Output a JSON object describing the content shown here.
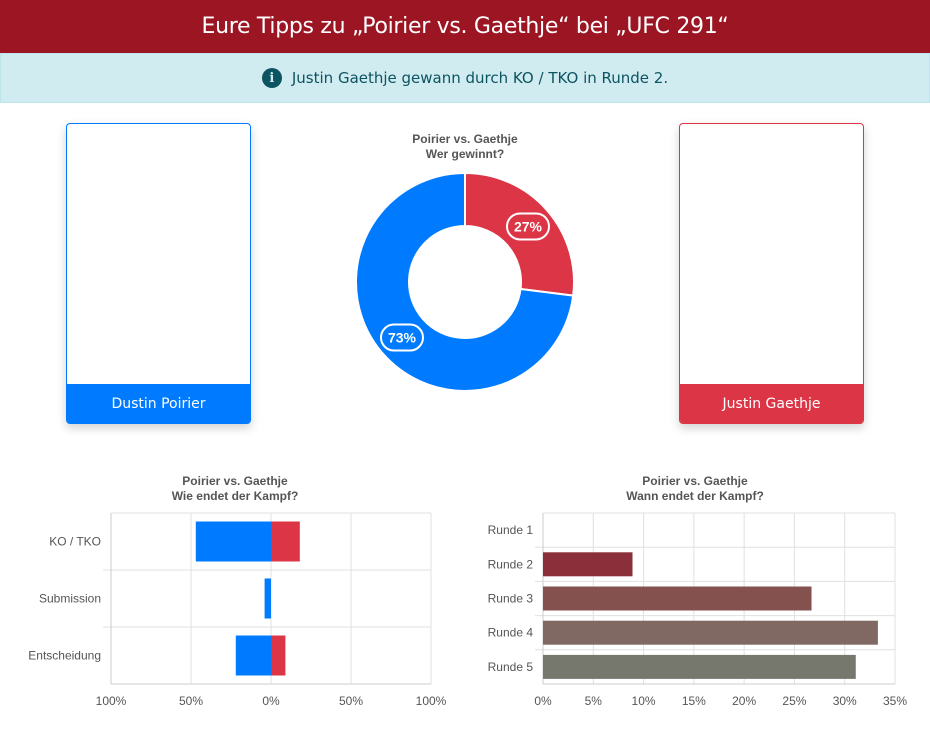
{
  "header": {
    "title": "Eure Tipps zu „Poirier vs. Gaethje“ bei „UFC 291“"
  },
  "info": {
    "icon": "info-icon",
    "text": "Justin Gaethje gewann durch KO / TKO in Runde 2."
  },
  "fighters": {
    "left": {
      "name": "Dustin Poirier",
      "color": "#007bff"
    },
    "right": {
      "name": "Justin Gaethje",
      "color": "#dc3545"
    }
  },
  "chart_data": [
    {
      "type": "pie",
      "title": "Poirier vs. Gaethje",
      "subtitle": "Wer gewinnt?",
      "slices": [
        {
          "label": "Justin Gaethje",
          "value": 27,
          "display": "27%",
          "color": "#dc3545"
        },
        {
          "label": "Dustin Poirier",
          "value": 73,
          "display": "73%",
          "color": "#007bff"
        }
      ]
    },
    {
      "type": "bar",
      "orientation": "horizontal-diverging",
      "title": "Poirier vs. Gaethje",
      "subtitle": "Wie endet der Kampf?",
      "categories": [
        "KO / TKO",
        "Submission",
        "Entscheidung"
      ],
      "series": [
        {
          "name": "Dustin Poirier",
          "color": "#007bff",
          "values": [
            47,
            4,
            22
          ]
        },
        {
          "name": "Justin Gaethje",
          "color": "#dc3545",
          "values": [
            18,
            0,
            9
          ]
        }
      ],
      "xlim": [
        -100,
        100
      ],
      "xticks": [
        "100%",
        "50%",
        "0%",
        "50%",
        "100%"
      ],
      "grid": true
    },
    {
      "type": "bar",
      "orientation": "horizontal",
      "title": "Poirier vs. Gaethje",
      "subtitle": "Wann endet der Kampf?",
      "categories": [
        "Runde 1",
        "Runde 2",
        "Runde 3",
        "Runde 4",
        "Runde 5"
      ],
      "values": [
        0,
        8.9,
        26.7,
        33.3,
        31.1
      ],
      "colors": [
        "#8b1a2a",
        "#8b2f3a",
        "#85514f",
        "#7f6962",
        "#77786d"
      ],
      "xlim": [
        0,
        35
      ],
      "xticks": [
        "0%",
        "5%",
        "10%",
        "15%",
        "20%",
        "25%",
        "30%",
        "35%"
      ],
      "grid": true
    }
  ]
}
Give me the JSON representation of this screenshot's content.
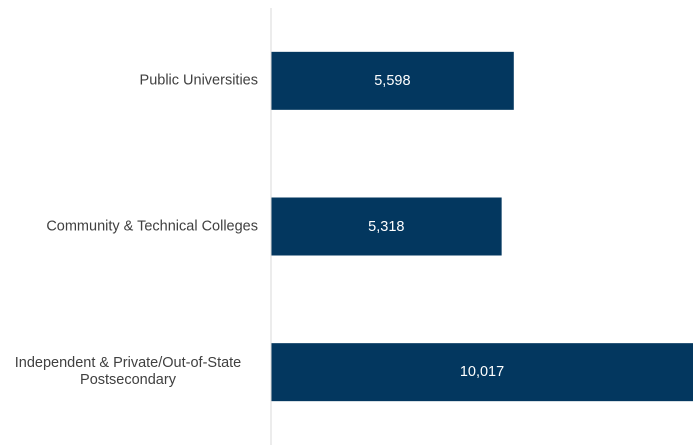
{
  "chart_data": {
    "type": "bar",
    "orientation": "horizontal",
    "categories": [
      "Public Universities",
      "Community & Technical Colleges",
      "Independent & Private/Out-of-State Postsecondary"
    ],
    "values": [
      5598,
      5318,
      10017
    ],
    "value_labels": [
      "5,598",
      "5,318",
      "10,017"
    ],
    "color": "#03375f",
    "xlim": [
      0,
      9730
    ]
  }
}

------------------------------------------------

Every line from the one containing "Give me the" through the last line of the data is to be retyped exactly, with nothing added and no pictures included.

▶ COMPLETE OUTPUT:
Give me the JSON representation of this screenshot's content.
{
  "chart_data": {
    "type": "bar",
    "orientation": "horizontal",
    "categories": [
      "Public Universities",
      "Community & Technical Colleges",
      "Independent & Private/Out-of-State Postsecondary"
    ],
    "values": [
      5598,
      5318,
      10017
    ],
    "value_labels": [
      "5,598",
      "5,318",
      "10,017"
    ],
    "color": "#03375f",
    "xlim": [
      0,
      9730
    ]
  }
}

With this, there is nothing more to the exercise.